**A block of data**
- - - -
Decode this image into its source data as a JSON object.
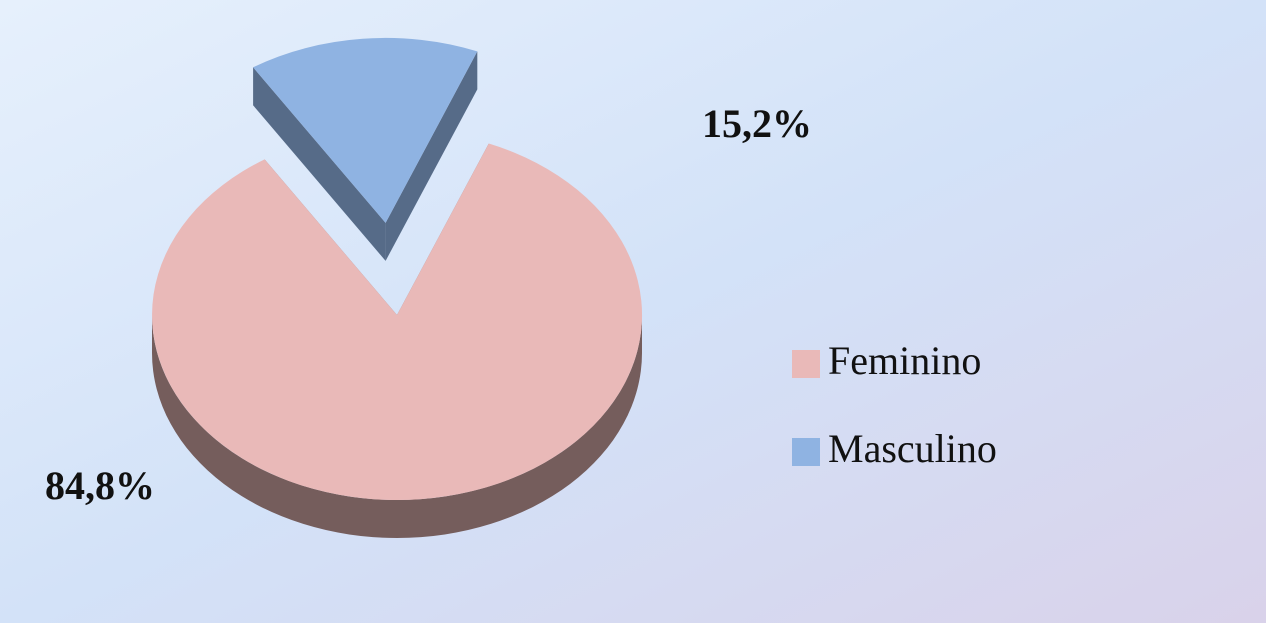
{
  "chart_data": {
    "type": "pie",
    "categories": [
      "Feminino",
      "Masculino"
    ],
    "values": [
      84.8,
      15.2
    ],
    "value_labels": [
      "84,8%",
      "15,2%"
    ],
    "colors": [
      "#e9b9b8",
      "#8fb3e2"
    ],
    "legend": "right"
  }
}
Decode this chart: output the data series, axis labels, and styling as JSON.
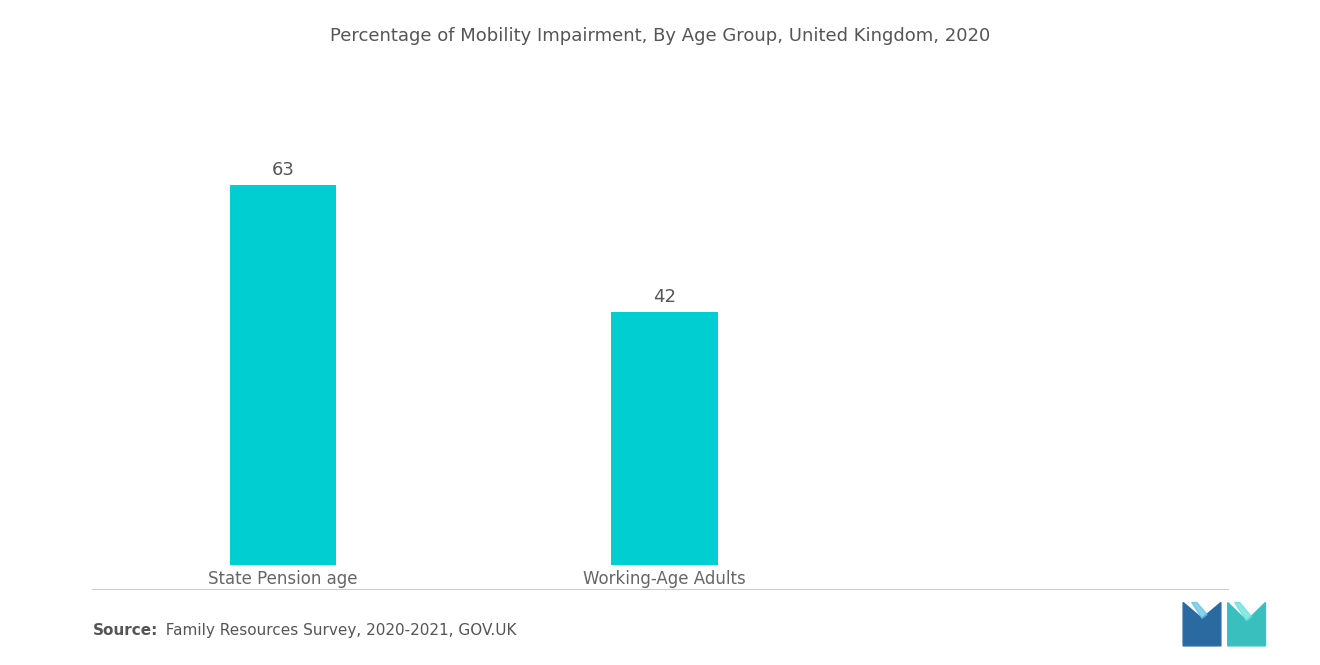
{
  "title": "Percentage of Mobility Impairment, By Age Group, United Kingdom, 2020",
  "categories": [
    "State Pension age",
    "Working-Age Adults"
  ],
  "values": [
    63,
    42
  ],
  "bar_color": "#00CED1",
  "bar_width": 0.28,
  "ylim": [
    0,
    75
  ],
  "value_label_fontsize": 13,
  "category_fontsize": 12,
  "title_fontsize": 13,
  "background_color": "#ffffff",
  "source_bold": "Source:",
  "source_rest": "  Family Resources Survey, 2020-2021, GOV.UK",
  "source_fontsize": 11,
  "bar_positions": [
    1,
    2
  ],
  "xlim": [
    0.5,
    3.2
  ]
}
- - - -
**Directions for this task**
Emit the lines from the line containing "Decode this chart: output" to the final line of the material, inclusive, exactly as written; pictures are excluded.

**Response**
Decode this chart: output the data series, axis labels, and styling as JSON.
{
  "title": "Percentage of Mobility Impairment, By Age Group, United Kingdom, 2020",
  "categories": [
    "State Pension age",
    "Working-Age Adults"
  ],
  "values": [
    63,
    42
  ],
  "bar_color": "#00CED1",
  "bar_width": 0.28,
  "ylim": [
    0,
    75
  ],
  "value_label_fontsize": 13,
  "category_fontsize": 12,
  "title_fontsize": 13,
  "background_color": "#ffffff",
  "source_bold": "Source:",
  "source_rest": "  Family Resources Survey, 2020-2021, GOV.UK",
  "source_fontsize": 11,
  "bar_positions": [
    1,
    2
  ],
  "xlim": [
    0.5,
    3.2
  ]
}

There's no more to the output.